_Record excerpts_
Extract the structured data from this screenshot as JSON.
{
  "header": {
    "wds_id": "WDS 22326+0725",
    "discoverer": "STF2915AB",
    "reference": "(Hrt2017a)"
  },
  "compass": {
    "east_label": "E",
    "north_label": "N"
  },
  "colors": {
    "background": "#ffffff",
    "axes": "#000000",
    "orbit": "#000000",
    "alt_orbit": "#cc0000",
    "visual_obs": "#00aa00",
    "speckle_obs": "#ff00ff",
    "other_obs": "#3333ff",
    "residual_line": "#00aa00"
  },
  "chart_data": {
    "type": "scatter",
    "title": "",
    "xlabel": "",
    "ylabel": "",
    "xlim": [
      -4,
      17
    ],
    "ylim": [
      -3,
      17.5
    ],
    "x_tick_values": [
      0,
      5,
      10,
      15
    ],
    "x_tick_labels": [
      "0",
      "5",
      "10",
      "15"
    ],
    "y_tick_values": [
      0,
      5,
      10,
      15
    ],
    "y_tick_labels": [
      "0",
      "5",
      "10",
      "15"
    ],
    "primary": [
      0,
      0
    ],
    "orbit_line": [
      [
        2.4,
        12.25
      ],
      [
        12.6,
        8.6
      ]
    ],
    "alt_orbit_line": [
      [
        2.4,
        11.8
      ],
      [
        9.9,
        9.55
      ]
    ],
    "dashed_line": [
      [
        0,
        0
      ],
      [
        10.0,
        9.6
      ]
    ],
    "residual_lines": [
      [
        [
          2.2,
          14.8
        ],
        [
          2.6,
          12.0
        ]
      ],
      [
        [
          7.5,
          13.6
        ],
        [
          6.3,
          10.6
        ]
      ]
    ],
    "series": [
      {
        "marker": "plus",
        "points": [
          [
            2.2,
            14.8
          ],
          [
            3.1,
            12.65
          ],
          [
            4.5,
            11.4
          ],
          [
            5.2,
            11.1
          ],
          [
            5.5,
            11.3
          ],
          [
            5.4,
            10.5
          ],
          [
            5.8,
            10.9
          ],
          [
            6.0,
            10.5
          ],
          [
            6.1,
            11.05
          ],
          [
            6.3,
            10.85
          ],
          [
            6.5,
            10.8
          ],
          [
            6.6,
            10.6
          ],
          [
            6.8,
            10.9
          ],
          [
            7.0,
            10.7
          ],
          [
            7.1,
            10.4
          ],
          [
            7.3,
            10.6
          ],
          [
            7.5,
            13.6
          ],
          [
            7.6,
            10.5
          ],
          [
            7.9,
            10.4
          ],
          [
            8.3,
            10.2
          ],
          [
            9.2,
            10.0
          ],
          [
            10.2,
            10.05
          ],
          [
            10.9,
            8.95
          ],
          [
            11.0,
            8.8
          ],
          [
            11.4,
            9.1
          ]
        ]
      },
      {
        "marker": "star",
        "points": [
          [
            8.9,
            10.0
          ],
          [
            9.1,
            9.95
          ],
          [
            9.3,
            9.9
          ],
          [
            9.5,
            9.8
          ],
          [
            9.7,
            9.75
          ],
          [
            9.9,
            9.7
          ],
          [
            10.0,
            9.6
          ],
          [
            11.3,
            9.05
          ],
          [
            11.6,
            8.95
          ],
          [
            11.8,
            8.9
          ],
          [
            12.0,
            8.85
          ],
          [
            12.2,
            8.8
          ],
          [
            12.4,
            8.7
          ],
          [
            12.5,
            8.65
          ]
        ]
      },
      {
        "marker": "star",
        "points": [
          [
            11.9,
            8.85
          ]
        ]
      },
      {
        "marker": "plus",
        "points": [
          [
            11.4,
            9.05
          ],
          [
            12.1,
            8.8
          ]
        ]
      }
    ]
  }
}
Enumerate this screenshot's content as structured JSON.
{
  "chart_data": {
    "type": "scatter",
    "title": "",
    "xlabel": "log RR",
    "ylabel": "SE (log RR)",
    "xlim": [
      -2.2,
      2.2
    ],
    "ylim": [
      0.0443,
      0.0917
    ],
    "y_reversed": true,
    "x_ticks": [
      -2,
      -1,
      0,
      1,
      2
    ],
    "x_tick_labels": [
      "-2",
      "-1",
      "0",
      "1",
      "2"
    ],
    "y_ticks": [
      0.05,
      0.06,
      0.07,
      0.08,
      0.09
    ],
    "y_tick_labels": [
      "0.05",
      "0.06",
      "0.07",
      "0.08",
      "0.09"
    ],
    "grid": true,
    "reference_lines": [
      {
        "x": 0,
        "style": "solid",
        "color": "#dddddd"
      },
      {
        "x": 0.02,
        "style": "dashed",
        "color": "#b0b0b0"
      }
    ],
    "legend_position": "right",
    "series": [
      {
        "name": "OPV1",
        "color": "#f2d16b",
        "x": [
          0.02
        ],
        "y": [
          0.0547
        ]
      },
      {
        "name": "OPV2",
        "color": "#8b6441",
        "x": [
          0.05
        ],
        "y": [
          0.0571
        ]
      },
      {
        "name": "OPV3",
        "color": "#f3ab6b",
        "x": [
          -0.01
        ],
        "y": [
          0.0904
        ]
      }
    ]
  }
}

_What you will do_
Go back to the listing above and please repeat it exactly.

_Task output_
Extract the structured data from this screenshot as JSON.
{
  "header": {
    "wds_id": "WDS 22326+0725",
    "discoverer": "STF2915AB",
    "reference": "(Hrt2017a)"
  },
  "compass": {
    "east_label": "E",
    "north_label": "N"
  },
  "colors": {
    "background": "#ffffff",
    "axes": "#000000",
    "orbit": "#000000",
    "alt_orbit": "#cc0000",
    "visual_obs": "#00aa00",
    "speckle_obs": "#ff00ff",
    "other_obs": "#3333ff",
    "residual_line": "#00aa00"
  },
  "chart_data": {
    "type": "scatter",
    "title": "",
    "xlabel": "",
    "ylabel": "",
    "xlim": [
      -4,
      17
    ],
    "ylim": [
      -3,
      17.5
    ],
    "x_tick_values": [
      0,
      5,
      10,
      15
    ],
    "x_tick_labels": [
      "0",
      "5",
      "10",
      "15"
    ],
    "y_tick_values": [
      0,
      5,
      10,
      15
    ],
    "y_tick_labels": [
      "0",
      "5",
      "10",
      "15"
    ],
    "primary": [
      0,
      0
    ],
    "orbit_line": [
      [
        2.4,
        12.25
      ],
      [
        12.6,
        8.6
      ]
    ],
    "alt_orbit_line": [
      [
        2.4,
        11.8
      ],
      [
        9.9,
        9.55
      ]
    ],
    "dashed_line": [
      [
        0,
        0
      ],
      [
        10.0,
        9.6
      ]
    ],
    "residual_lines": [
      [
        [
          2.2,
          14.8
        ],
        [
          2.6,
          12.0
        ]
      ],
      [
        [
          7.5,
          13.6
        ],
        [
          6.3,
          10.6
        ]
      ]
    ],
    "series": [
      {
        "marker": "plus",
        "points": [
          [
            2.2,
            14.8
          ],
          [
            3.1,
            12.65
          ],
          [
            4.5,
            11.4
          ],
          [
            5.2,
            11.1
          ],
          [
            5.5,
            11.3
          ],
          [
            5.4,
            10.5
          ],
          [
            5.8,
            10.9
          ],
          [
            6.0,
            10.5
          ],
          [
            6.1,
            11.05
          ],
          [
            6.3,
            10.85
          ],
          [
            6.5,
            10.8
          ],
          [
            6.6,
            10.6
          ],
          [
            6.8,
            10.9
          ],
          [
            7.0,
            10.7
          ],
          [
            7.1,
            10.4
          ],
          [
            7.3,
            10.6
          ],
          [
            7.5,
            13.6
          ],
          [
            7.6,
            10.5
          ],
          [
            7.9,
            10.4
          ],
          [
            8.3,
            10.2
          ],
          [
            9.2,
            10.0
          ],
          [
            10.2,
            10.05
          ],
          [
            10.9,
            8.95
          ],
          [
            11.0,
            8.8
          ],
          [
            11.4,
            9.1
          ]
        ]
      },
      {
        "marker": "star",
        "points": [
          [
            8.9,
            10.0
          ],
          [
            9.1,
            9.95
          ],
          [
            9.3,
            9.9
          ],
          [
            9.5,
            9.8
          ],
          [
            9.7,
            9.75
          ],
          [
            9.9,
            9.7
          ],
          [
            10.0,
            9.6
          ],
          [
            11.3,
            9.05
          ],
          [
            11.6,
            8.95
          ],
          [
            11.8,
            8.9
          ],
          [
            12.0,
            8.85
          ],
          [
            12.2,
            8.8
          ],
          [
            12.4,
            8.7
          ],
          [
            12.5,
            8.65
          ]
        ]
      },
      {
        "marker": "star",
        "points": [
          [
            11.9,
            8.85
          ]
        ]
      },
      {
        "marker": "plus",
        "points": [
          [
            11.4,
            9.05
          ],
          [
            12.1,
            8.8
          ]
        ]
      }
    ]
  }
}
Enumerate this screenshot's content as structured JSON.
{
  "chart_data": {
    "type": "scatter",
    "title": "",
    "xlabel": "log RR",
    "ylabel": "SE (log RR)",
    "xlim": [
      -2.2,
      2.2
    ],
    "ylim": [
      0.0443,
      0.0917
    ],
    "y_reversed": true,
    "x_ticks": [
      -2,
      -1,
      0,
      1,
      2
    ],
    "x_tick_labels": [
      "-2",
      "-1",
      "0",
      "1",
      "2"
    ],
    "y_ticks": [
      0.05,
      0.06,
      0.07,
      0.08,
      0.09
    ],
    "y_tick_labels": [
      "0.05",
      "0.06",
      "0.07",
      "0.08",
      "0.09"
    ],
    "grid": true,
    "reference_lines": [
      {
        "x": 0,
        "style": "solid",
        "color": "#dddddd"
      },
      {
        "x": 0.02,
        "style": "dashed",
        "color": "#b0b0b0"
      }
    ],
    "legend_position": "right",
    "series": [
      {
        "name": "OPV1",
        "color": "#f2d16b",
        "x": [
          0.02
        ],
        "y": [
          0.0547
        ]
      },
      {
        "name": "OPV2",
        "color": "#8b6441",
        "x": [
          0.05
        ],
        "y": [
          0.0571
        ]
      },
      {
        "name": "OPV3",
        "color": "#f3ab6b",
        "x": [
          -0.01
        ],
        "y": [
          0.0904
        ]
      }
    ]
  }
}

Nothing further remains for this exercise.